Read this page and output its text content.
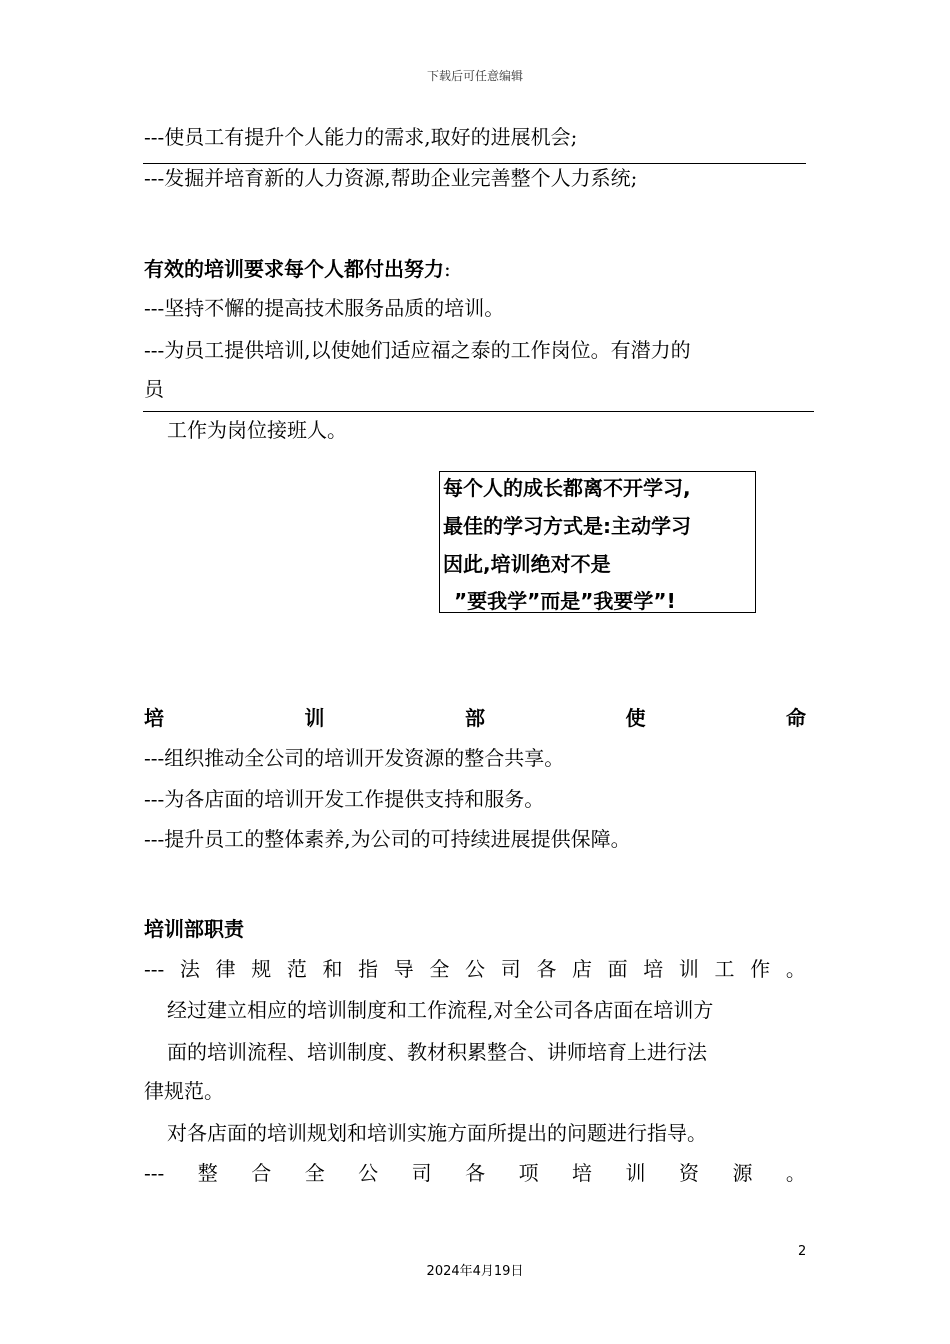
下载后可任意编辑
---使员工有提升个人能力的需求,取好的进展机会;
---发掘并培育新的人力资源,帮助企业完善整个人力系统;
有效的培训要求每个人都付出努力:
---坚持不懈的提高技术服务品质的培训。
---为员工提供培训,以使她们适应福之泰的工作岗位。有潜力的
员
工作为岗位接班人。
每个人的成长都离不开学习,
最佳的学习方式是:主动学习
因此,培训绝对不是
”要我学”而是”我要学”!
培	训	部	使	命
---组织推动全公司的培训开发资源的整合共享。
---为各店面的培训开发工作提供支持和服务。
---提升员工的整体素养,为公司的可持续进展提供保障。
培训部职责
--- 法 律 规 范 和 指 导 全 公 司 各 店 面 培 训 工 作 。
经过建立相应的培训制度和工作流程,对全公司各店面在培训方
面的培训流程、培训制度、教材积累整合、讲师培育上进行法
律规范。
对各店面的培训规划和培训实施方面所提出的问题进行指导。
--- 整 合 全 公 司 各 项 培 训 资 源 。
2
2024年4月19日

• • • • • • •

SET PROBLEM: Reproduce the data above in full, exactly as it is, with the pictures left out.

TASK RESPONSE:
Read this page and output its text content.
下载后可任意编辑
---使员工有提升个人能力的需求,取好的进展机会;
---发掘并培育新的人力资源,帮助企业完善整个人力系统;
有效的培训要求每个人都付出努力:
---坚持不懈的提高技术服务品质的培训。
---为员工提供培训,以使她们适应福之泰的工作岗位。有潜力的
员
工作为岗位接班人。
每个人的成长都离不开学习,
最佳的学习方式是:主动学习
因此,培训绝对不是
”要我学”而是”我要学”!
培	训	部	使	命
---组织推动全公司的培训开发资源的整合共享。
---为各店面的培训开发工作提供支持和服务。
---提升员工的整体素养,为公司的可持续进展提供保障。
培训部职责
--- 法 律 规 范 和 指 导 全 公 司 各 店 面 培 训 工 作 。
经过建立相应的培训制度和工作流程,对全公司各店面在培训方
面的培训流程、培训制度、教材积累整合、讲师培育上进行法
律规范。
对各店面的培训规划和培训实施方面所提出的问题进行指导。
--- 整 合 全 公 司 各 项 培 训 资 源 。
2
2024年4月19日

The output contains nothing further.